## WHAT YOU WILL DO
Pictures stay out of the copy; restate everything else in the material exactly.

## Stored items from a collection
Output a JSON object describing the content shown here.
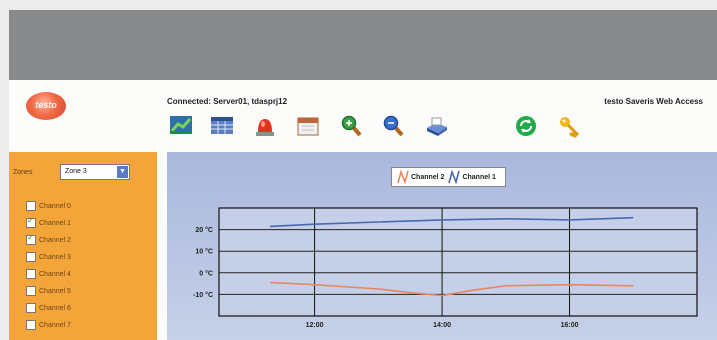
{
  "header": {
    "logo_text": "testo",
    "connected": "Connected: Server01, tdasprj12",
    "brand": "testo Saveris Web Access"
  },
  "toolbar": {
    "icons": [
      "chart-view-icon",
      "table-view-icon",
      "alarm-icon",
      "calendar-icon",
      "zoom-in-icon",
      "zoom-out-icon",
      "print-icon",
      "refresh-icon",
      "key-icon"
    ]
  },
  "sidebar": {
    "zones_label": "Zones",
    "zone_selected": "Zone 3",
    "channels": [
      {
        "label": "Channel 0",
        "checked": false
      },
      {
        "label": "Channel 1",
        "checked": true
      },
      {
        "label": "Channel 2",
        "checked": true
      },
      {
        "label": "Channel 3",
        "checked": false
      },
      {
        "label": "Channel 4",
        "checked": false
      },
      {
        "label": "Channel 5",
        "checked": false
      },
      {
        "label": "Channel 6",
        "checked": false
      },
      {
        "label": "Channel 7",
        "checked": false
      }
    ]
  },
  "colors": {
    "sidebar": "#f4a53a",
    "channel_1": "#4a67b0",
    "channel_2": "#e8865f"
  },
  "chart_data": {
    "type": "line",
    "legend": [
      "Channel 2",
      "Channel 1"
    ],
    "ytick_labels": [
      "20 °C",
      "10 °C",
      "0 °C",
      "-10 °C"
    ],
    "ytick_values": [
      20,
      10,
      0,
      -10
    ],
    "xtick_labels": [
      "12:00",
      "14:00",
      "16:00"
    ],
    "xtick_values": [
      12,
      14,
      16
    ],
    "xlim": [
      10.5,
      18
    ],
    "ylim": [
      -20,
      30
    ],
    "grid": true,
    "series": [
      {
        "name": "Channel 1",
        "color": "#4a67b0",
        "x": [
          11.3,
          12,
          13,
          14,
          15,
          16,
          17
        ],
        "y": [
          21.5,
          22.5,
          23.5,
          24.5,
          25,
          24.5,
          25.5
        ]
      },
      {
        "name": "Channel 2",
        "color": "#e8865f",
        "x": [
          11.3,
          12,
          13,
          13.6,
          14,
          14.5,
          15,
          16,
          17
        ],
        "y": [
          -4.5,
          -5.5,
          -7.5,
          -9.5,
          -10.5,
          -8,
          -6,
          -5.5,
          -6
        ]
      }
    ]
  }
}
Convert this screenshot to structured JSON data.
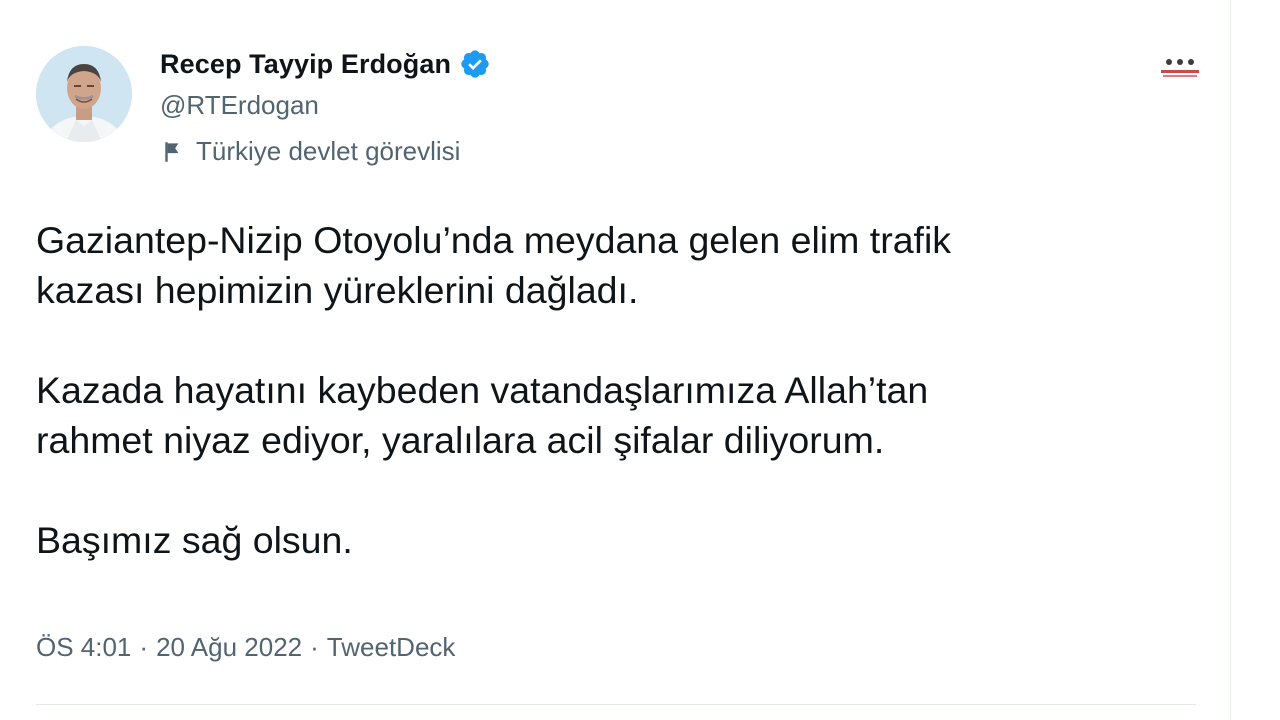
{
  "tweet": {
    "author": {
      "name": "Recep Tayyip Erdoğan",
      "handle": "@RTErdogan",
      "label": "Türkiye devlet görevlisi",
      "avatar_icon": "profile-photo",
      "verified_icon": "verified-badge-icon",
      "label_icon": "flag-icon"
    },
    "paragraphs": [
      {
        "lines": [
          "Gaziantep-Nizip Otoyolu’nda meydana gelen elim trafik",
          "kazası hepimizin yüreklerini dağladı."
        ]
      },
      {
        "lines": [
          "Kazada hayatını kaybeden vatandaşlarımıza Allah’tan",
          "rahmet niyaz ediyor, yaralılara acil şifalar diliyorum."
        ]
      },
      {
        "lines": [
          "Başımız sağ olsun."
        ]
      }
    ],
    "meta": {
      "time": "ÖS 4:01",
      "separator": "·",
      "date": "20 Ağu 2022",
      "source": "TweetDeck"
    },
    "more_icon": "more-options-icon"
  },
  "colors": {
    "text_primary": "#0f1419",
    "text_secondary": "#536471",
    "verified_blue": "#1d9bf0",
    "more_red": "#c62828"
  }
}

## WRITTEN SOLUTION
Output a JSON object describing the content shown here.
{
  "header": {
    "logo_text": "testo",
    "connected": "Connected: Server01, tdasprj12",
    "brand": "testo Saveris Web Access"
  },
  "toolbar": {
    "icons": [
      "chart-view-icon",
      "table-view-icon",
      "alarm-icon",
      "calendar-icon",
      "zoom-in-icon",
      "zoom-out-icon",
      "print-icon",
      "refresh-icon",
      "key-icon"
    ]
  },
  "sidebar": {
    "zones_label": "Zones",
    "zone_selected": "Zone 3",
    "channels": [
      {
        "label": "Channel 0",
        "checked": false
      },
      {
        "label": "Channel 1",
        "checked": true
      },
      {
        "label": "Channel 2",
        "checked": true
      },
      {
        "label": "Channel 3",
        "checked": false
      },
      {
        "label": "Channel 4",
        "checked": false
      },
      {
        "label": "Channel 5",
        "checked": false
      },
      {
        "label": "Channel 6",
        "checked": false
      },
      {
        "label": "Channel 7",
        "checked": false
      }
    ]
  },
  "colors": {
    "sidebar": "#f4a53a",
    "channel_1": "#4a67b0",
    "channel_2": "#e8865f"
  },
  "chart_data": {
    "type": "line",
    "legend": [
      "Channel 2",
      "Channel 1"
    ],
    "ytick_labels": [
      "20 °C",
      "10 °C",
      "0 °C",
      "-10 °C"
    ],
    "ytick_values": [
      20,
      10,
      0,
      -10
    ],
    "xtick_labels": [
      "12:00",
      "14:00",
      "16:00"
    ],
    "xtick_values": [
      12,
      14,
      16
    ],
    "xlim": [
      10.5,
      18
    ],
    "ylim": [
      -20,
      30
    ],
    "grid": true,
    "series": [
      {
        "name": "Channel 1",
        "color": "#4a67b0",
        "x": [
          11.3,
          12,
          13,
          14,
          15,
          16,
          17
        ],
        "y": [
          21.5,
          22.5,
          23.5,
          24.5,
          25,
          24.5,
          25.5
        ]
      },
      {
        "name": "Channel 2",
        "color": "#e8865f",
        "x": [
          11.3,
          12,
          13,
          13.6,
          14,
          14.5,
          15,
          16,
          17
        ],
        "y": [
          -4.5,
          -5.5,
          -7.5,
          -9.5,
          -10.5,
          -8,
          -6,
          -5.5,
          -6
        ]
      }
    ]
  }
}
Convert this screenshot to structured JSON data.
{
  "tweet": {
    "author": {
      "name": "Recep Tayyip Erdoğan",
      "handle": "@RTErdogan",
      "label": "Türkiye devlet görevlisi",
      "avatar_icon": "profile-photo",
      "verified_icon": "verified-badge-icon",
      "label_icon": "flag-icon"
    },
    "paragraphs": [
      {
        "lines": [
          "Gaziantep-Nizip Otoyolu’nda meydana gelen elim trafik",
          "kazası hepimizin yüreklerini dağladı."
        ]
      },
      {
        "lines": [
          "Kazada hayatını kaybeden vatandaşlarımıza Allah’tan",
          "rahmet niyaz ediyor, yaralılara acil şifalar diliyorum."
        ]
      },
      {
        "lines": [
          "Başımız sağ olsun."
        ]
      }
    ],
    "meta": {
      "time": "ÖS 4:01",
      "separator": "·",
      "date": "20 Ağu 2022",
      "source": "TweetDeck"
    },
    "more_icon": "more-options-icon"
  },
  "colors": {
    "text_primary": "#0f1419",
    "text_secondary": "#536471",
    "verified_blue": "#1d9bf0",
    "more_red": "#c62828"
  }
}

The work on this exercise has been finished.